>>>

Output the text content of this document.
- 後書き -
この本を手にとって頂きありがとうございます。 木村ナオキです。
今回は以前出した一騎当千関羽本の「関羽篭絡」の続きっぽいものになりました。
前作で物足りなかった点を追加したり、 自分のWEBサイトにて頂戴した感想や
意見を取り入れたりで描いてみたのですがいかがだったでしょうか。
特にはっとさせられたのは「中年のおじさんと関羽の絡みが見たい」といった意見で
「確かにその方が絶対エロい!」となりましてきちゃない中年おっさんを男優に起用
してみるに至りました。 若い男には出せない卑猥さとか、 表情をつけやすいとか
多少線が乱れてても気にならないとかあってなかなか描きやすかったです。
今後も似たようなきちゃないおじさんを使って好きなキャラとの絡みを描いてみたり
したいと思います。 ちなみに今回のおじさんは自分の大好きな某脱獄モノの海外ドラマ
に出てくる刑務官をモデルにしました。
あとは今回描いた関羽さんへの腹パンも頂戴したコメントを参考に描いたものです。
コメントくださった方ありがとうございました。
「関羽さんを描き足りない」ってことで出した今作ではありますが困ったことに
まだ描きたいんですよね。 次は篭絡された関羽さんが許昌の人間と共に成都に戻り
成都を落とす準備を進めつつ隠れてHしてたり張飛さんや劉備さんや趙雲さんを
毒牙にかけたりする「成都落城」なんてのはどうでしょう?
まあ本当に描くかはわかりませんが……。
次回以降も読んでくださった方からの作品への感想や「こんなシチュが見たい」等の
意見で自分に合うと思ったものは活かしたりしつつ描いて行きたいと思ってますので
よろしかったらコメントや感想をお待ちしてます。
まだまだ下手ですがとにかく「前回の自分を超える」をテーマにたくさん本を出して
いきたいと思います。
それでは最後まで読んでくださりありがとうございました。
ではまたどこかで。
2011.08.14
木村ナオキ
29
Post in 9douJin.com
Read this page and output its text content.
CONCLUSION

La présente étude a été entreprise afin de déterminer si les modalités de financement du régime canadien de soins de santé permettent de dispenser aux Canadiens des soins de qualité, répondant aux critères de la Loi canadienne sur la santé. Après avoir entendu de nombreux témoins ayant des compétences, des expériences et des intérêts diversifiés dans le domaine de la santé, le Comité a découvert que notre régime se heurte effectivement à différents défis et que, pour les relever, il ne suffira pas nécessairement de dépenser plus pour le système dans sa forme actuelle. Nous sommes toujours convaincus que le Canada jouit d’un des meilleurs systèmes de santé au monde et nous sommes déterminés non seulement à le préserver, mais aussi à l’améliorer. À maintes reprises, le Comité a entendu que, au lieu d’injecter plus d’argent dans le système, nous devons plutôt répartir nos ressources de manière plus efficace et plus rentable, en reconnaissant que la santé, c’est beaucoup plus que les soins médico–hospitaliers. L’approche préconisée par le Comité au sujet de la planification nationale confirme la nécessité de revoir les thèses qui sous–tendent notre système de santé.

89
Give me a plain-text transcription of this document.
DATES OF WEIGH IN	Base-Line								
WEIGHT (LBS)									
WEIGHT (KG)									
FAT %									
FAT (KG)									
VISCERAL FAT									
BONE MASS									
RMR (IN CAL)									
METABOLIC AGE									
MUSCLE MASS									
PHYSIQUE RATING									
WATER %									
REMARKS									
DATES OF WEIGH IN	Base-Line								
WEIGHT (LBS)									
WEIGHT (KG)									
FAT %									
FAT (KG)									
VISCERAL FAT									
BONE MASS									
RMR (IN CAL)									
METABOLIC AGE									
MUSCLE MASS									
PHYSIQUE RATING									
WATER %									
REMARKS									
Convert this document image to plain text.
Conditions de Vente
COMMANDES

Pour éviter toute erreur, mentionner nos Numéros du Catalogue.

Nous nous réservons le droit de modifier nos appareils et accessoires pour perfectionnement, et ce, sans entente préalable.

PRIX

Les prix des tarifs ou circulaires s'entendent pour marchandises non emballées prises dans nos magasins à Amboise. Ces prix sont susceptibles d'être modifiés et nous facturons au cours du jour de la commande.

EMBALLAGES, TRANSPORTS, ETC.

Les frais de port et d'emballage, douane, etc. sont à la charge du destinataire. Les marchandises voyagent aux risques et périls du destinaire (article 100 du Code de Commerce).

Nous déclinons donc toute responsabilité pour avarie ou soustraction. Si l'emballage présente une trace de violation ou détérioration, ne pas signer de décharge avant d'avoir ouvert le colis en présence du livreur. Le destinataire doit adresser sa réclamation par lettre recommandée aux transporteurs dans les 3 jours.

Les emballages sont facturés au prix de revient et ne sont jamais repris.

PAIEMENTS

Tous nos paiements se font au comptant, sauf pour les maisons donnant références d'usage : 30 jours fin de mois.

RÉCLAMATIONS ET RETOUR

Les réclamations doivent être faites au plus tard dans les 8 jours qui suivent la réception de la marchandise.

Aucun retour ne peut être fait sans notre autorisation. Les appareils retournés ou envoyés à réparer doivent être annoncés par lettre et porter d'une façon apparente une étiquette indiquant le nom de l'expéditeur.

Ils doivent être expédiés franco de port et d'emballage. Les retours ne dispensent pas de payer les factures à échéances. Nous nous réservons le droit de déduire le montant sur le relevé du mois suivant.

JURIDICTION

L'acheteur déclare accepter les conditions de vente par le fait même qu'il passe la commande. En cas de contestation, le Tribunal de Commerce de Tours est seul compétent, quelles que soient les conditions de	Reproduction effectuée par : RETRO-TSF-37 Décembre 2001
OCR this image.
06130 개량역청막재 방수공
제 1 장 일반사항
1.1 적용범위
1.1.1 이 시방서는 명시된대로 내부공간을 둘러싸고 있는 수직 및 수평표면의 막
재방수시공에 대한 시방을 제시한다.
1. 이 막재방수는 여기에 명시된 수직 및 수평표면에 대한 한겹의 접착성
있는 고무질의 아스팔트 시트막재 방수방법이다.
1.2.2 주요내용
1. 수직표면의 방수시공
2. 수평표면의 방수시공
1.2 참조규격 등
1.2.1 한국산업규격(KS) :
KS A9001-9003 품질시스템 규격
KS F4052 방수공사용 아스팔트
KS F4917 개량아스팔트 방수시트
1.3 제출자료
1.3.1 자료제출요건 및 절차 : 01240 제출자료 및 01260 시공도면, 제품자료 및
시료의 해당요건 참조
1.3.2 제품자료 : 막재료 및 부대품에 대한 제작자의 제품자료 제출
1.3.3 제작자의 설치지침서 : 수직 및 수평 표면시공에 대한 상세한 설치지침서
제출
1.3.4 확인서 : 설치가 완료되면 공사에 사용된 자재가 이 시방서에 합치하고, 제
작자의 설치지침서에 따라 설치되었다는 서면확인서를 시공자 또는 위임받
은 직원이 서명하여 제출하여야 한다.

<<<

> _PROBLEM TO WORK ON_
Copy the data above exactly. Every line must be included.

> _OUTPUT FOR THIS EXERCISE_
Output the text content of this document.
- 後書き -
この本を手にとって頂きありがとうございます。 木村ナオキです。
今回は以前出した一騎当千関羽本の「関羽篭絡」の続きっぽいものになりました。
前作で物足りなかった点を追加したり、 自分のWEBサイトにて頂戴した感想や
意見を取り入れたりで描いてみたのですがいかがだったでしょうか。
特にはっとさせられたのは「中年のおじさんと関羽の絡みが見たい」といった意見で
「確かにその方が絶対エロい!」となりましてきちゃない中年おっさんを男優に起用
してみるに至りました。 若い男には出せない卑猥さとか、 表情をつけやすいとか
多少線が乱れてても気にならないとかあってなかなか描きやすかったです。
今後も似たようなきちゃないおじさんを使って好きなキャラとの絡みを描いてみたり
したいと思います。 ちなみに今回のおじさんは自分の大好きな某脱獄モノの海外ドラマ
に出てくる刑務官をモデルにしました。
あとは今回描いた関羽さんへの腹パンも頂戴したコメントを参考に描いたものです。
コメントくださった方ありがとうございました。
「関羽さんを描き足りない」ってことで出した今作ではありますが困ったことに
まだ描きたいんですよね。 次は篭絡された関羽さんが許昌の人間と共に成都に戻り
成都を落とす準備を進めつつ隠れてHしてたり張飛さんや劉備さんや趙雲さんを
毒牙にかけたりする「成都落城」なんてのはどうでしょう?
まあ本当に描くかはわかりませんが……。
次回以降も読んでくださった方からの作品への感想や「こんなシチュが見たい」等の
意見で自分に合うと思ったものは活かしたりしつつ描いて行きたいと思ってますので
よろしかったらコメントや感想をお待ちしてます。
まだまだ下手ですがとにかく「前回の自分を超える」をテーマにたくさん本を出して
いきたいと思います。
それでは最後まで読んでくださりありがとうございました。
ではまたどこかで。
2011.08.14
木村ナオキ
29
Post in 9douJin.com
Read this page and output its text content.
CONCLUSION

La présente étude a été entreprise afin de déterminer si les modalités de financement du régime canadien de soins de santé permettent de dispenser aux Canadiens des soins de qualité, répondant aux critères de la Loi canadienne sur la santé. Après avoir entendu de nombreux témoins ayant des compétences, des expériences et des intérêts diversifiés dans le domaine de la santé, le Comité a découvert que notre régime se heurte effectivement à différents défis et que, pour les relever, il ne suffira pas nécessairement de dépenser plus pour le système dans sa forme actuelle. Nous sommes toujours convaincus que le Canada jouit d’un des meilleurs systèmes de santé au monde et nous sommes déterminés non seulement à le préserver, mais aussi à l’améliorer. À maintes reprises, le Comité a entendu que, au lieu d’injecter plus d’argent dans le système, nous devons plutôt répartir nos ressources de manière plus efficace et plus rentable, en reconnaissant que la santé, c’est beaucoup plus que les soins médico–hospitaliers. L’approche préconisée par le Comité au sujet de la planification nationale confirme la nécessité de revoir les thèses qui sous–tendent notre système de santé.

89
Give me a plain-text transcription of this document.
DATES OF WEIGH IN	Base-Line								
WEIGHT (LBS)									
WEIGHT (KG)									
FAT %									
FAT (KG)									
VISCERAL FAT									
BONE MASS									
RMR (IN CAL)									
METABOLIC AGE									
MUSCLE MASS									
PHYSIQUE RATING									
WATER %									
REMARKS									
DATES OF WEIGH IN	Base-Line								
WEIGHT (LBS)									
WEIGHT (KG)									
FAT %									
FAT (KG)									
VISCERAL FAT									
BONE MASS									
RMR (IN CAL)									
METABOLIC AGE									
MUSCLE MASS									
PHYSIQUE RATING									
WATER %									
REMARKS									
Convert this document image to plain text.
Conditions de Vente
COMMANDES

Pour éviter toute erreur, mentionner nos Numéros du Catalogue.

Nous nous réservons le droit de modifier nos appareils et accessoires pour perfectionnement, et ce, sans entente préalable.

PRIX

Les prix des tarifs ou circulaires s'entendent pour marchandises non emballées prises dans nos magasins à Amboise. Ces prix sont susceptibles d'être modifiés et nous facturons au cours du jour de la commande.

EMBALLAGES, TRANSPORTS, ETC.

Les frais de port et d'emballage, douane, etc. sont à la charge du destinataire. Les marchandises voyagent aux risques et périls du destinaire (article 100 du Code de Commerce).

Nous déclinons donc toute responsabilité pour avarie ou soustraction. Si l'emballage présente une trace de violation ou détérioration, ne pas signer de décharge avant d'avoir ouvert le colis en présence du livreur. Le destinataire doit adresser sa réclamation par lettre recommandée aux transporteurs dans les 3 jours.

Les emballages sont facturés au prix de revient et ne sont jamais repris.

PAIEMENTS

Tous nos paiements se font au comptant, sauf pour les maisons donnant références d'usage : 30 jours fin de mois.

RÉCLAMATIONS ET RETOUR

Les réclamations doivent être faites au plus tard dans les 8 jours qui suivent la réception de la marchandise.

Aucun retour ne peut être fait sans notre autorisation. Les appareils retournés ou envoyés à réparer doivent être annoncés par lettre et porter d'une façon apparente une étiquette indiquant le nom de l'expéditeur.

Ils doivent être expédiés franco de port et d'emballage. Les retours ne dispensent pas de payer les factures à échéances. Nous nous réservons le droit de déduire le montant sur le relevé du mois suivant.

JURIDICTION

L'acheteur déclare accepter les conditions de vente par le fait même qu'il passe la commande. En cas de contestation, le Tribunal de Commerce de Tours est seul compétent, quelles que soient les conditions de	Reproduction effectuée par : RETRO-TSF-37 Décembre 2001
OCR this image.
06130 개량역청막재 방수공
제 1 장 일반사항
1.1 적용범위
1.1.1 이 시방서는 명시된대로 내부공간을 둘러싸고 있는 수직 및 수평표면의 막
재방수시공에 대한 시방을 제시한다.
1. 이 막재방수는 여기에 명시된 수직 및 수평표면에 대한 한겹의 접착성
있는 고무질의 아스팔트 시트막재 방수방법이다.
1.2.2 주요내용
1. 수직표면의 방수시공
2. 수평표면의 방수시공
1.2 참조규격 등
1.2.1 한국산업규격(KS) :
KS A9001-9003 품질시스템 규격
KS F4052 방수공사용 아스팔트
KS F4917 개량아스팔트 방수시트
1.3 제출자료
1.3.1 자료제출요건 및 절차 : 01240 제출자료 및 01260 시공도면, 제품자료 및
시료의 해당요건 참조
1.3.2 제품자료 : 막재료 및 부대품에 대한 제작자의 제품자료 제출
1.3.3 제작자의 설치지침서 : 수직 및 수평 표면시공에 대한 상세한 설치지침서
제출
1.3.4 확인서 : 설치가 완료되면 공사에 사용된 자재가 이 시방서에 합치하고, 제
작자의 설치지침서에 따라 설치되었다는 서면확인서를 시공자 또는 위임받
은 직원이 서명하여 제출하여야 한다.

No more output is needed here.